* _EXERCISE OBJECTIVE_
Extract each record and reproduce it exactly.
****************************************
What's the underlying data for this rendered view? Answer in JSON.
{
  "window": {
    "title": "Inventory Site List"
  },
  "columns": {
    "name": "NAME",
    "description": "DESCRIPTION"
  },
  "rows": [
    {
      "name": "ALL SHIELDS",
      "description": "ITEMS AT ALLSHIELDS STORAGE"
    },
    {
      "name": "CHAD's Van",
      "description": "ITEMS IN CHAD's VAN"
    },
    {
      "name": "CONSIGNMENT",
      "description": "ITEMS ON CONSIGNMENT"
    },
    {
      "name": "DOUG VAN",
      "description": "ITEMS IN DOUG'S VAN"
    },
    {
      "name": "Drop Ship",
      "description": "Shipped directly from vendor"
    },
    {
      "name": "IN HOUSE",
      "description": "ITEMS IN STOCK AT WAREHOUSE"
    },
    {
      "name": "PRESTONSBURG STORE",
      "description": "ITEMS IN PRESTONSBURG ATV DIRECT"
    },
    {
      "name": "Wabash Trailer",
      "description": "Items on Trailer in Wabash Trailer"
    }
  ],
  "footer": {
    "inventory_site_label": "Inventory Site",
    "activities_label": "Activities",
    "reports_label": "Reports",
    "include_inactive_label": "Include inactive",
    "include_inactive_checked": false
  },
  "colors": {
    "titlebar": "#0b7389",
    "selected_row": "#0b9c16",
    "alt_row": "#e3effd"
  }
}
****************************************
* _REPLY TO THE TASK_
What's the underlying data for this rendered view? Answer in JSON.
{
  "window": {
    "title": "Inventory Site List"
  },
  "columns": {
    "name": "NAME",
    "description": "DESCRIPTION"
  },
  "rows": [
    {
      "name": "ALL SHIELDS",
      "description": "ITEMS AT ALLSHIELDS STORAGE"
    },
    {
      "name": "CHAD's Van",
      "description": "ITEMS IN CHAD's VAN"
    },
    {
      "name": "CONSIGNMENT",
      "description": "ITEMS ON CONSIGNMENT"
    },
    {
      "name": "DOUG VAN",
      "description": "ITEMS IN DOUG'S VAN"
    },
    {
      "name": "Drop Ship",
      "description": "Shipped directly from vendor"
    },
    {
      "name": "IN HOUSE",
      "description": "ITEMS IN STOCK AT WAREHOUSE"
    },
    {
      "name": "PRESTONSBURG STORE",
      "description": "ITEMS IN PRESTONSBURG ATV DIRECT"
    },
    {
      "name": "Wabash Trailer",
      "description": "Items on Trailer in Wabash Trailer"
    }
  ],
  "footer": {
    "inventory_site_label": "Inventory Site",
    "activities_label": "Activities",
    "reports_label": "Reports",
    "include_inactive_label": "Include inactive",
    "include_inactive_checked": false
  },
  "colors": {
    "titlebar": "#0b7389",
    "selected_row": "#0b9c16",
    "alt_row": "#e3effd"
  }
}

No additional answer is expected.